### Document extract
Adrift & Alone

The Bishops Meet, and Miss the Point
Retired Archbishop Michael J. Sheehan of Santa Fe, N.M., looks over material during the fall general assembly of the U.S. Conference of Catholic Bishops in Baltimore Nov. 13, 2019. (CNS photo/Bob Roller)

The 2019 fall gathering of the U.S. bishops in Baltimore lacked the drama of last year’s meeting, where a breakdown in communications between the USCCB and Rome on addressing the sex-abuse crisis was visible for all to see (an embarrassment for which the official explanation contradicts the well-documented history). This time around, the bishops avoided major public missteps and everything appeared to go according to plan. They approved the revised document on strategic priorities for 2021 to 2024 (evangelization, vocations, life and dignity of the human person, the protection of children). They elected the new secretary for the conference, as well as a chairman of the committee for religious liberty, and chairmen-elect of five additional standing committees. They tapped Bishop Andrew Cozzens to succeed Bishop Robert Barron as chairman of the committee for evangelization; Cozzens, the auxiliary bishop of St. Paul-Minneapolis, is known for his sympathy toward the neo-traditionalist Priestly Fraternity of St. Peter and the Latin Mass in the pre-Vatican II rite. And there was the election of a new president: Los Angeles Archbishop José Gómez, who becomes the first-ever Latino to hold the position. The new vice president is Detroit Bishop Allen Henry Vigneron, who, if elected president three years from now, would turn seventy-five during his tenure and would therefore have to submit his resignation to the pope.

The elections underscore the fact that bishops from the John Paul II and Benedict XVI eras remain the majority of the conference and its center of gravity. This was also apparent in the heated debate over preparation of the Faithful Citizenship guide for the 2020 elections. A small group of bishops, who like Francis believe that teaching on abortion should be presented in the larger context of life issues (including climate change and poverty), sought to include a paragraph from the pope’s encyclical Gaudete et exsultate expressing this idea. The proposal was rejected. Instead, the majority approved five short video scripts and a brief introductory paragraph identifying abortion as the “preeminent priority” for the coming election year. This is far out of tune with the political thinking of many voting Catholics, for whom the issues of immigration, the care for creation, and economic justice—not to mention the Trump presidency itself—also loom large. In some ways, the coming election is about just what kind of Christianity the U.S. Catholic church will choose to embody in a changing America. The majority of the bishops gathered in Baltimore seemed to evince no awareness of this.

### Provided data
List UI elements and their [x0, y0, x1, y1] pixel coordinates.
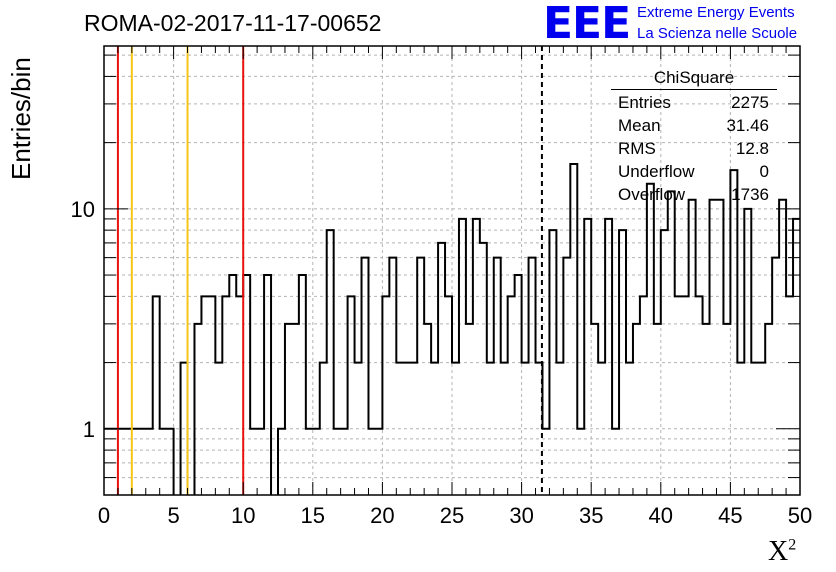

### Problems to solve
A – In the article on the bishops' meeting, switch every "Baltimore" to "Chicago" in the passage that begins at the words "Adrift & Alone" and stops after "(CNS photo/Bob Roller)".
B – Say whether each statement agrees with the article on the bishops' meeting. Answer yes or no for each, quoting the deciding words. (i) José Gómez is the first Latino to serve as president of the conference. (ii) The bishops approved the proposal to include a paragraph from Gaudete et exsultate. (iii) Bishop Andrew Cozzens was chosen to chair the committee for religious liberty.
The data is not needed for any of this.

### Task-by-task answers
A –
Adrift & Alone

The Bishops Meet, and Miss the Point
Retired Archbishop Michael J. Sheehan of Santa Fe, N.M., looks over material during the fall general assembly of the U.S. Conference of Catholic Bishops in Chicago Nov. 13, 2019. (CNS photo/Bob Roller)

B –
(i) Yes: "who becomes the first-ever Latino to hold the position"
(ii) No: "The proposal was rejected."
(iii) No: "They tapped Bishop Andrew Cozzens to succeed Bishop Robert Barron as chairman of the committee for evangelization"